— Aim of the exercise —
The records below need retyping in full; give them again exactly.

─── Extracted entries ───

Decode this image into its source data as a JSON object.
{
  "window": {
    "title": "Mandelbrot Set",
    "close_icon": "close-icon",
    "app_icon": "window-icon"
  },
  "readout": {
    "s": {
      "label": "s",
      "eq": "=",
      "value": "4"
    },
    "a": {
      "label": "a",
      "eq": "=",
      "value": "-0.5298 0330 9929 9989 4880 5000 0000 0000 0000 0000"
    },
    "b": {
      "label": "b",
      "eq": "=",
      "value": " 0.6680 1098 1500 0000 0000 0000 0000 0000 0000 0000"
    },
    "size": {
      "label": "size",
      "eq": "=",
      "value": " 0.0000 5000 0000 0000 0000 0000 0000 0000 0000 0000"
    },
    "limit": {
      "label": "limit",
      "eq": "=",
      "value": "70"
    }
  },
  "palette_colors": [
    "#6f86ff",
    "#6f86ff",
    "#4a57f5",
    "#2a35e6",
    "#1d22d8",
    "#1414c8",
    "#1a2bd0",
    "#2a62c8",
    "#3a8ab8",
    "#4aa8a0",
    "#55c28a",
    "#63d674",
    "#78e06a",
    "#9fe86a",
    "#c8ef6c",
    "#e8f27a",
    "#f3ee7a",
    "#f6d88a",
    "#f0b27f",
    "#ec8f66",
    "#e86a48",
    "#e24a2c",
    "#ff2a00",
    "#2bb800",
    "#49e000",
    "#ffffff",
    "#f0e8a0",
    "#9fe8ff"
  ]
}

───

— Problem solution —
Decode this image into its source data as a JSON object.
{
  "window": {
    "title": "Mandelbrot Set",
    "close_icon": "close-icon",
    "app_icon": "window-icon"
  },
  "readout": {
    "s": {
      "label": "s",
      "eq": "=",
      "value": "4"
    },
    "a": {
      "label": "a",
      "eq": "=",
      "value": "-0.5298 0330 9929 9989 4880 5000 0000 0000 0000 0000"
    },
    "b": {
      "label": "b",
      "eq": "=",
      "value": " 0.6680 1098 1500 0000 0000 0000 0000 0000 0000 0000"
    },
    "size": {
      "label": "size",
      "eq": "=",
      "value": " 0.0000 5000 0000 0000 0000 0000 0000 0000 0000 0000"
    },
    "limit": {
      "label": "limit",
      "eq": "=",
      "value": "70"
    }
  },
  "palette_colors": [
    "#6f86ff",
    "#6f86ff",
    "#4a57f5",
    "#2a35e6",
    "#1d22d8",
    "#1414c8",
    "#1a2bd0",
    "#2a62c8",
    "#3a8ab8",
    "#4aa8a0",
    "#55c28a",
    "#63d674",
    "#78e06a",
    "#9fe86a",
    "#c8ef6c",
    "#e8f27a",
    "#f3ee7a",
    "#f6d88a",
    "#f0b27f",
    "#ec8f66",
    "#e86a48",
    "#e24a2c",
    "#ff2a00",
    "#2bb800",
    "#49e000",
    "#ffffff",
    "#f0e8a0",
    "#9fe8ff"
  ]
}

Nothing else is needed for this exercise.